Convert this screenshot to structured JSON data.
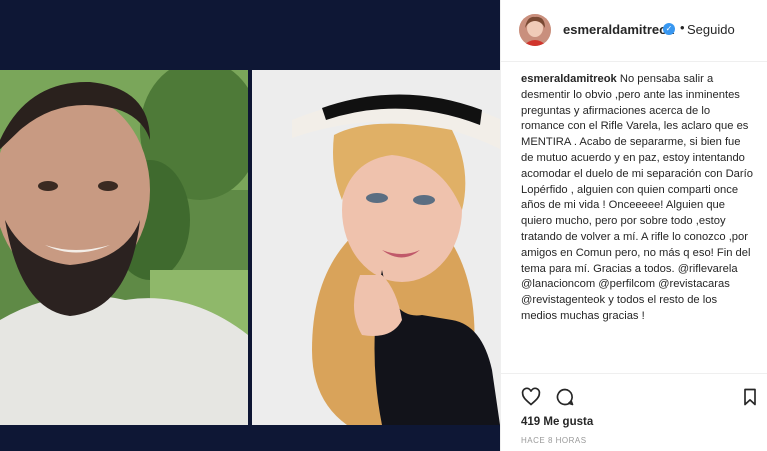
{
  "post": {
    "username": "esmeraldamitreok",
    "verified_icon": "verified-badge-icon",
    "separator": "•",
    "follow_status": "Seguido",
    "caption_user": "esmeraldamitreok",
    "caption_text": "No pensaba salir a desmentir lo obvio ,pero ante las inminentes preguntas y afirmaciones acerca de lo romance con el Rifle Varela, les aclaro que es MENTIRA . Acabo de separarme, si bien fue de mutuo acuerdo y en paz, estoy intentando acomodar el duelo de mi separación con Darío Lopérfido , alguien con quien comparti once años de mi vida ! Onceeeee! Alguien que quiero mucho, pero por sobre todo ,estoy tratando de volver a mí. A rifle lo conozco ,por amigos en Comun pero, no más q eso! Fin del tema para mí. Gracias a todos. @riflevarela @lanacioncom @perfilcom @revistacaras @revistagenteok y todos el resto de los medios muchas gracias !",
    "likes": "419 Me gusta",
    "timestamp": "HACE 8 HORAS"
  },
  "icons": {
    "like": "heart-icon",
    "comment": "comment-icon",
    "save": "bookmark-icon"
  },
  "colors": {
    "photo_band": "#0e1735",
    "verified": "#3897f0",
    "text": "#262626",
    "muted": "#999999"
  }
}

■ PROBLEM
Search the data for the word "esmeraldamitreok" and copy each line where it appears.

■ REPLY TO THE TASK
    "username": "esmeraldamitreok",
    "caption_user": "esmeraldamitreok",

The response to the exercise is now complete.